**Your task**:
Please judge each statement against the text on Portugal's citizenship reform, giving yes or no and quoting the deciding words: (a) The Socialist Party filed its amendments on October 17, 2025. (b) The government's June plan would cut naturalization periods from ten years to five. (c) The committee received a 13-page legislative package.

**Extract**:
- - -

Portugal’s Socialists File Seven-Year Citizenship Compromise to Protect Golden Visa Investors

  Alexandre Cunha Elias
20 October 2025
 
 
Portugal’s Socialist Party (PS) filed formal amendments to the government’s citizenship reform bill on October 17, 2025, proposing a three-tier framework that would establish a seven-year naturalization timeline for most foreigners while protecting existing Golden Visa investors from retroactive rule changes.

Parliament’s Constitutional Affairs, Rights, Freedoms, and Guarantees Committee (CACDLG) received the 13-page legislative package, representing the first concrete counterproposal to the center-right government’s June plan to double naturalization periods from five to ten years.

The first version of the government’s proposal appeared in June, followed by intense debate over its constitutionality, according to Madalena Monteiro, founder of Liberty Legal. The government paused discussions during the summer and returned to the topic in October, she notes.

The PS framed its intervention as necessary to ensure nationality law “continues to be an instrument to value Portuguese citizenship and for the integration of citizens from other countries who have settled in Portugal and intend to become active members of the national community,” according to the party’s explanatory memorandum.


Image:Pedro Delgado Alves

The document emphasizes protecting “the special ties we have with the EU and with the CPLP” while preventing rules that would “excessively prolong naturalization over time.”

- - -

**Provided material**:
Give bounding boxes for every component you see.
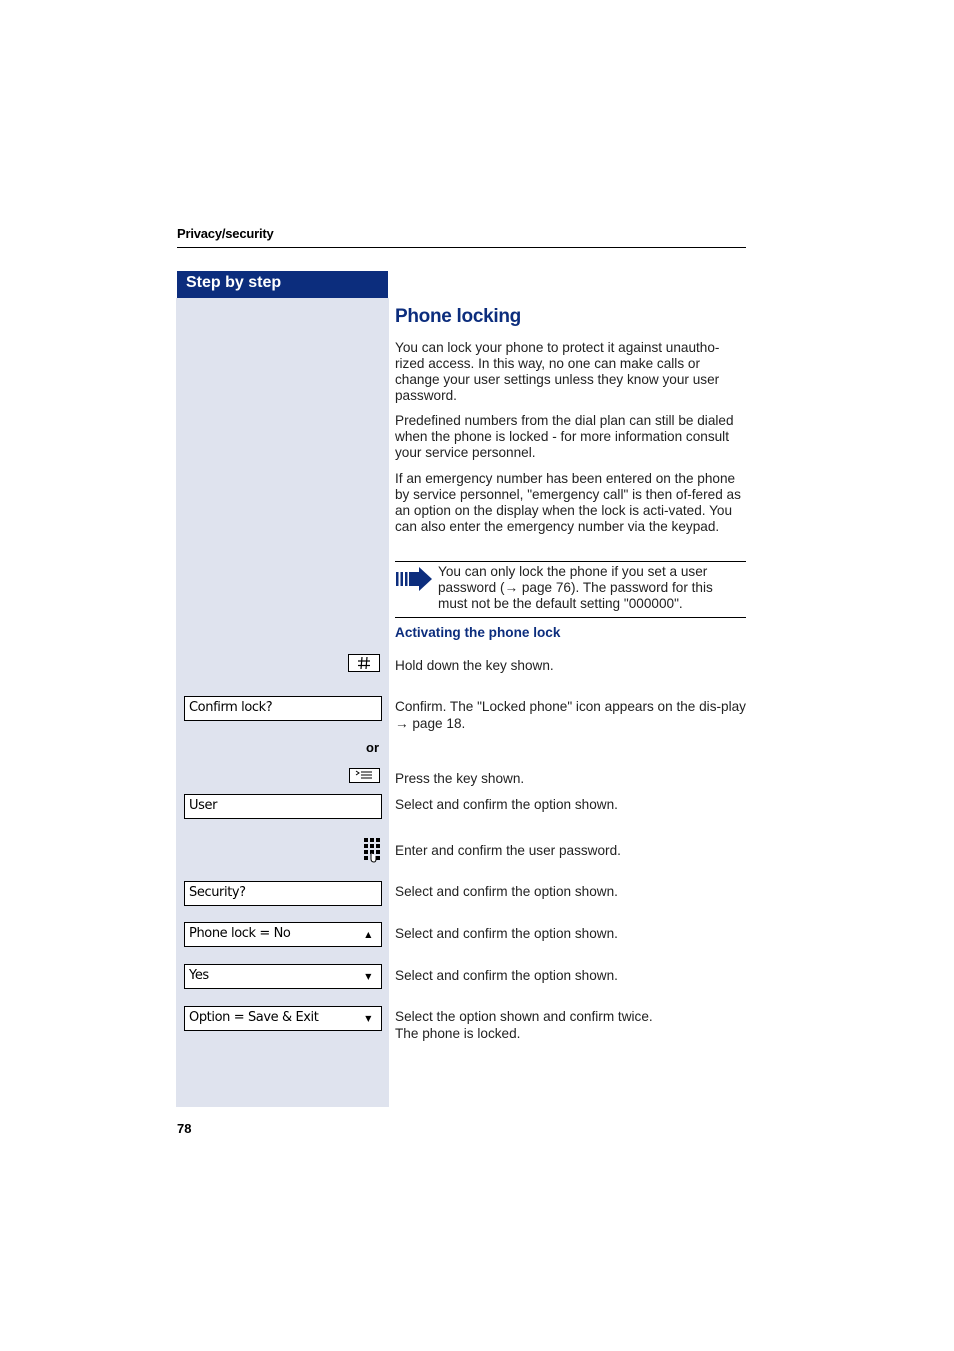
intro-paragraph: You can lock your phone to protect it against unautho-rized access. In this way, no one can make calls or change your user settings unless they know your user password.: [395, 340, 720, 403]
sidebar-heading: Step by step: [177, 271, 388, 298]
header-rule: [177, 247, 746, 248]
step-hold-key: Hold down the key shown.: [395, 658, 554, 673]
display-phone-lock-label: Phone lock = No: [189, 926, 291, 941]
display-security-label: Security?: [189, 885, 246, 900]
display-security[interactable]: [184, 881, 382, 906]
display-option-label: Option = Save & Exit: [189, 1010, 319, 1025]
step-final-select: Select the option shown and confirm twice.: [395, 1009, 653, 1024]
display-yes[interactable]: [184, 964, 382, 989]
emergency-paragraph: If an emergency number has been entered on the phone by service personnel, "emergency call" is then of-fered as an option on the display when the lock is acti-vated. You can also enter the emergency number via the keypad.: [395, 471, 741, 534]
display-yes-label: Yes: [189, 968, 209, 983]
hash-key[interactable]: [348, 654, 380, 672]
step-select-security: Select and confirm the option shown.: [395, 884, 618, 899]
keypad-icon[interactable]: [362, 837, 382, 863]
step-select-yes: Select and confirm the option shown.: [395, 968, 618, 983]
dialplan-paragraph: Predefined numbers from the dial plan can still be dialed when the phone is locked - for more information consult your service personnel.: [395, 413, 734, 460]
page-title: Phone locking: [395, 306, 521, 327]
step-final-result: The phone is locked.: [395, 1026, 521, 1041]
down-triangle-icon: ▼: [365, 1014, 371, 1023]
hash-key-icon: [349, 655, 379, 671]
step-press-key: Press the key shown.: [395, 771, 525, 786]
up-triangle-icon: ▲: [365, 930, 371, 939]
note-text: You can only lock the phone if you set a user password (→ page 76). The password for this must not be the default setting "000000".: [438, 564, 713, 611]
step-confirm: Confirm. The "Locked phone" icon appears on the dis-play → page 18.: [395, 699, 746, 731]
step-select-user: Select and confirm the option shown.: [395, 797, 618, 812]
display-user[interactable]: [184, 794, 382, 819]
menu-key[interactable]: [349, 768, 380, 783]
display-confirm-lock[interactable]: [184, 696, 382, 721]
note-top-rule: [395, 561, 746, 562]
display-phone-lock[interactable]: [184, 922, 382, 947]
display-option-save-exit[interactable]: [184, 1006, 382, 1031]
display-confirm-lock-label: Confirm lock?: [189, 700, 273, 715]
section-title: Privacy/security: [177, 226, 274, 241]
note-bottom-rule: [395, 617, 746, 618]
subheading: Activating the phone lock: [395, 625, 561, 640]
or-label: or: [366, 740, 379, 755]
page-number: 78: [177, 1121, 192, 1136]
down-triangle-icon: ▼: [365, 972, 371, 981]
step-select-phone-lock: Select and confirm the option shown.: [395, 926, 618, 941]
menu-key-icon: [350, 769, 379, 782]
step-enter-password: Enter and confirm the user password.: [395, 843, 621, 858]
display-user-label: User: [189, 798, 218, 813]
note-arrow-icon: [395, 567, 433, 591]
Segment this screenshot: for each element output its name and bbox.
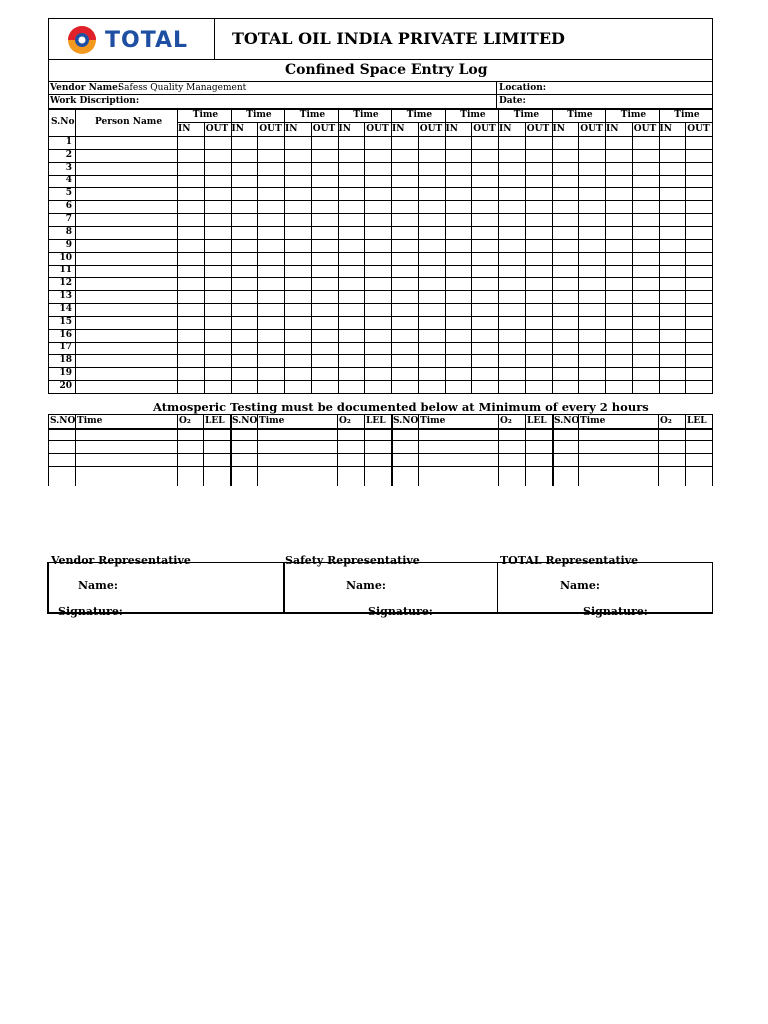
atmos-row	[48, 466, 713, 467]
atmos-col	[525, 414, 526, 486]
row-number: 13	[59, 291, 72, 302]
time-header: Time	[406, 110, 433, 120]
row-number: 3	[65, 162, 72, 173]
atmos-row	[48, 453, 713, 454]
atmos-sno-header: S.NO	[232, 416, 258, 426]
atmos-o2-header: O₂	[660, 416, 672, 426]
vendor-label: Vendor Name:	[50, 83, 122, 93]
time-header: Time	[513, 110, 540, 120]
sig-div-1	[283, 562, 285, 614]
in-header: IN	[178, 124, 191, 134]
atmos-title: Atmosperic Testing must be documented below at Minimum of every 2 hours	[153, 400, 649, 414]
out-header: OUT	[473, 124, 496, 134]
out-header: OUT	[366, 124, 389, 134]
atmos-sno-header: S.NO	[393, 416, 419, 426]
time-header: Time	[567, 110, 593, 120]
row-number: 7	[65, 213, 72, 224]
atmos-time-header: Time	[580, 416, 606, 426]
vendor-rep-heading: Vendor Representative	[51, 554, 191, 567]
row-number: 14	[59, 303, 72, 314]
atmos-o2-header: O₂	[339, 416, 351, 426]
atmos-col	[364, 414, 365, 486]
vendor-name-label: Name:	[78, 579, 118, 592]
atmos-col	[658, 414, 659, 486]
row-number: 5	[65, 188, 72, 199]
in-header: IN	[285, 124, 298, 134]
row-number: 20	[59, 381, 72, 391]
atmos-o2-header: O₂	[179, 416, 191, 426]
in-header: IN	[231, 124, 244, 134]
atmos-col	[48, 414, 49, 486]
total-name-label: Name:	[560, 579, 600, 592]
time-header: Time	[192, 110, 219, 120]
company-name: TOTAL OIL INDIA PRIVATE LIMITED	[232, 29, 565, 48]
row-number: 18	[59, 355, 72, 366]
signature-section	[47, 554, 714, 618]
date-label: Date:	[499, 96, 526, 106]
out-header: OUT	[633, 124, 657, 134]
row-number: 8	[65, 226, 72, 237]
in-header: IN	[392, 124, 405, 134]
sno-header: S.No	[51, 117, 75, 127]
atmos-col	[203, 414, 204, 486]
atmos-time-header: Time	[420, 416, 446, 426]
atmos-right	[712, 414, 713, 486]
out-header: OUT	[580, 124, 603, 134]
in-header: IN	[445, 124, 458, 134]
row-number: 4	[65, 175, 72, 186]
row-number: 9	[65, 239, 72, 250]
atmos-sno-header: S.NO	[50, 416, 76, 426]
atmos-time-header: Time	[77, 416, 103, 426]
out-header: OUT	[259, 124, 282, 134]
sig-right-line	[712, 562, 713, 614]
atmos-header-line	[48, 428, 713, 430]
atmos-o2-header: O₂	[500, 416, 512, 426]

- - -

**Exercise response**:
(a) Yes: "filed formal amendments to the government’s citizenship reform bill on October 17, 2025"
(b) No: "double naturalization periods from five to ten years"
(c) Yes: "received the 13-page legislative package"